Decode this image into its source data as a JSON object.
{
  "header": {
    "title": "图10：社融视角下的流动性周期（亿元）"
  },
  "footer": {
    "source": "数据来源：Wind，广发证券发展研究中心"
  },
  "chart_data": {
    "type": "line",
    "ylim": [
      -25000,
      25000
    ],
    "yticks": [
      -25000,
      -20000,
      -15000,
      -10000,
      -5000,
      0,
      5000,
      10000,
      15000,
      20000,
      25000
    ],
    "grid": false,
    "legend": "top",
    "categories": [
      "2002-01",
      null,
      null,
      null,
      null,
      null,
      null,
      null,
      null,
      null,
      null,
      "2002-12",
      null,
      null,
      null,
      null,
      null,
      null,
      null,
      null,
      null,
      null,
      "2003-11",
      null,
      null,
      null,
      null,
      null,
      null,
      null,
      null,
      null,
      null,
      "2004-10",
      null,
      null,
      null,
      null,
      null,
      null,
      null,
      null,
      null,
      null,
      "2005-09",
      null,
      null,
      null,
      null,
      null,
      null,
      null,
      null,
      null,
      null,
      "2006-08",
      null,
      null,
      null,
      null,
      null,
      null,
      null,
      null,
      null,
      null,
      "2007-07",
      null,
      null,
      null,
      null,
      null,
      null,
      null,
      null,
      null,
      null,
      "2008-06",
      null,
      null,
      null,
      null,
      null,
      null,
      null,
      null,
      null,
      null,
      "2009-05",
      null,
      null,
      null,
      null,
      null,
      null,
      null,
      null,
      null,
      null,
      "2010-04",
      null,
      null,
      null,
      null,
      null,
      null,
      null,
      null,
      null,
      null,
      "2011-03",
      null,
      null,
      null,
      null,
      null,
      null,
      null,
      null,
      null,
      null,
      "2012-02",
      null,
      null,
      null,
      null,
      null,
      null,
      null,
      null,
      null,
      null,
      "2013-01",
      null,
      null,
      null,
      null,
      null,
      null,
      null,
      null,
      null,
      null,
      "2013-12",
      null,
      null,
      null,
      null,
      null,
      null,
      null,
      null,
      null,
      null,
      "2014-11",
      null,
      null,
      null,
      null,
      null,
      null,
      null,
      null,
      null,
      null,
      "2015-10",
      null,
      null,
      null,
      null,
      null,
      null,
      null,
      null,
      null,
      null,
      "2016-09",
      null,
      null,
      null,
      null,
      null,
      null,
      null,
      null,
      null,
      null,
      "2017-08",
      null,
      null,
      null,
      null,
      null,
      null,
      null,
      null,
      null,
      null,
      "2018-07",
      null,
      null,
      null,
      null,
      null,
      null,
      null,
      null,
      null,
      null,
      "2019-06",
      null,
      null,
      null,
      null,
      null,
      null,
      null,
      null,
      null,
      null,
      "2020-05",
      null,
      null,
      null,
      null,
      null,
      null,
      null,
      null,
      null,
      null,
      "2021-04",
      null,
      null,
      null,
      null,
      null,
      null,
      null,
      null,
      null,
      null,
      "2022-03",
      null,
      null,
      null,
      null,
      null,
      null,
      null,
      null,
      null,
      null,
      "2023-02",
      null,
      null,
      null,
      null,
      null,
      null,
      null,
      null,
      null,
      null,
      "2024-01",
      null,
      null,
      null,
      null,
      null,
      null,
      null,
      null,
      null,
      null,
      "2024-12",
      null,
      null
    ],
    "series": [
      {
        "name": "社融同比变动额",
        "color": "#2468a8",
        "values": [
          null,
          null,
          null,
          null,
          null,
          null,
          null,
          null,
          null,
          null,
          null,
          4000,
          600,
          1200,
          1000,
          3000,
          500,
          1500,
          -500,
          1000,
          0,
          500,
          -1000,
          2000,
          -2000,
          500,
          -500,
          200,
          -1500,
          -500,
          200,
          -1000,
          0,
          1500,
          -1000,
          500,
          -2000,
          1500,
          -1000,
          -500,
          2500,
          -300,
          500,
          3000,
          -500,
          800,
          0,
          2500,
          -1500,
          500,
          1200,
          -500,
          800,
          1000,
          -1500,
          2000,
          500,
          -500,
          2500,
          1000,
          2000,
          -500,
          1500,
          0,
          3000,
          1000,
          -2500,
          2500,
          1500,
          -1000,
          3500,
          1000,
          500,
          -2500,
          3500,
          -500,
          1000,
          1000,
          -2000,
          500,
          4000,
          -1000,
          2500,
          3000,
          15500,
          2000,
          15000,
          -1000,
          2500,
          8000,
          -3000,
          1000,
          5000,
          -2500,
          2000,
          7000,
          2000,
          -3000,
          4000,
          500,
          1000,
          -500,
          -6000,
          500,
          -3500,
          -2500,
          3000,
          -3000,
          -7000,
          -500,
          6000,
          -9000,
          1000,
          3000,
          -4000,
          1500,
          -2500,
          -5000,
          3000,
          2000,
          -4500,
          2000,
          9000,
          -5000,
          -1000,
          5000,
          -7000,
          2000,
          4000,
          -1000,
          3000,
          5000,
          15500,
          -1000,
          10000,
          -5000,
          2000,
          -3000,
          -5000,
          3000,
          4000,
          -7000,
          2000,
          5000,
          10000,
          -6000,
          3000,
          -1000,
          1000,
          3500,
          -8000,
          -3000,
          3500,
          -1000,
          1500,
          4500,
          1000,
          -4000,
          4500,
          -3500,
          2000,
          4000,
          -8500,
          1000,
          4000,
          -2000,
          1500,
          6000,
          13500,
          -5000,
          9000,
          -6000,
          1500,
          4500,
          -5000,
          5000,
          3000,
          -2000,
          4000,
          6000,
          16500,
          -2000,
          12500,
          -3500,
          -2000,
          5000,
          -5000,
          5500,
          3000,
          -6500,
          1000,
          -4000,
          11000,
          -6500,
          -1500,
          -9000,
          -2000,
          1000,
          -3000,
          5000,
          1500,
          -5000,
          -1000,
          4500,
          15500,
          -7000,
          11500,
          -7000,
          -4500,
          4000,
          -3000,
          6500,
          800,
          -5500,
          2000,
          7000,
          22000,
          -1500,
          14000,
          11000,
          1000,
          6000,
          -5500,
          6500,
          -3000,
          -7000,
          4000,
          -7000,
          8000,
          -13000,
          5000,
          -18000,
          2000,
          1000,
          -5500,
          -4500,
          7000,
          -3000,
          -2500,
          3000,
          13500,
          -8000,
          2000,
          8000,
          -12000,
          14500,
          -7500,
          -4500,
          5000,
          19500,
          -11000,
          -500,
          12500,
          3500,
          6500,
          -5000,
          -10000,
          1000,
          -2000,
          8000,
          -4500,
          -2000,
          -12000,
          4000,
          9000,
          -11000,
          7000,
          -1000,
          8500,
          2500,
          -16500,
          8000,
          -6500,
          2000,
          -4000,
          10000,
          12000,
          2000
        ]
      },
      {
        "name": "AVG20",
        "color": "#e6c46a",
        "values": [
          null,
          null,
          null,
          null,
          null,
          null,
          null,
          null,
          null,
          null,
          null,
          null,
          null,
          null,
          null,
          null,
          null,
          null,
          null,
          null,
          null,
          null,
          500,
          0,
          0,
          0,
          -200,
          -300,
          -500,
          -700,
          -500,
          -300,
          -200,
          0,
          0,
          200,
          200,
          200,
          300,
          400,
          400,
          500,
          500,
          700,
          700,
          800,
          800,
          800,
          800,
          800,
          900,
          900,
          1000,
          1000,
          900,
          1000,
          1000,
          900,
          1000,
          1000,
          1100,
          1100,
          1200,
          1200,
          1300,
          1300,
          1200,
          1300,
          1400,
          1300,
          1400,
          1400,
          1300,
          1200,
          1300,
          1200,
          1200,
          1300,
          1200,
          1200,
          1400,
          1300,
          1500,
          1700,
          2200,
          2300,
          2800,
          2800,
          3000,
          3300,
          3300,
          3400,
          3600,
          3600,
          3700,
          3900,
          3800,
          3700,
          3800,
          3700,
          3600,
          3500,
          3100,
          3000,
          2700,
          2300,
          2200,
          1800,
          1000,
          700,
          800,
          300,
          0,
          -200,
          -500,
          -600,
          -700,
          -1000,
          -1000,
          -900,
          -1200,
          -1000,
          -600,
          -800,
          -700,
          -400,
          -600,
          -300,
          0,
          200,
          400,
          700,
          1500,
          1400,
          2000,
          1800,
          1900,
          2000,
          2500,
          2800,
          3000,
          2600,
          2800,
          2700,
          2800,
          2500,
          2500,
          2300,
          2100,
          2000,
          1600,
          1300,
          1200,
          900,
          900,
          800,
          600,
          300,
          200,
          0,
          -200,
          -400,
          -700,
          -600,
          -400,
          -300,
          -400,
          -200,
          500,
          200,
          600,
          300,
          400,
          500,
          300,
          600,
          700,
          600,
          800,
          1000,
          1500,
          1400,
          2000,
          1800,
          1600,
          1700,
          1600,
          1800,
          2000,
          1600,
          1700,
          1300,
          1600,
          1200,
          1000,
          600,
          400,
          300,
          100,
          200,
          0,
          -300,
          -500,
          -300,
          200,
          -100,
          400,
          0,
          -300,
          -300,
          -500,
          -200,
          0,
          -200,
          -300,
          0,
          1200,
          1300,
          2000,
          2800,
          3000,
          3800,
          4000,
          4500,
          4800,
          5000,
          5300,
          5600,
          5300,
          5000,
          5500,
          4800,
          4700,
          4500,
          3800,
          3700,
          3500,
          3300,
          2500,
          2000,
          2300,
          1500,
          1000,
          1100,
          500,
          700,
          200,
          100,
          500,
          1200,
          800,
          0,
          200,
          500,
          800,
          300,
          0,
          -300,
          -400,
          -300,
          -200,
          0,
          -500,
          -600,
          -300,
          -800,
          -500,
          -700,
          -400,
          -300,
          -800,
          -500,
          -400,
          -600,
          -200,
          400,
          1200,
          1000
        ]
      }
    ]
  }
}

+-------+

Instruction
Identify the lines in the entries above that contain "source", then copy them out.

Right answer
Decode this image into its source data as a JSON object.
    "source": "数据来源：Wind，广发证券发展研究中心"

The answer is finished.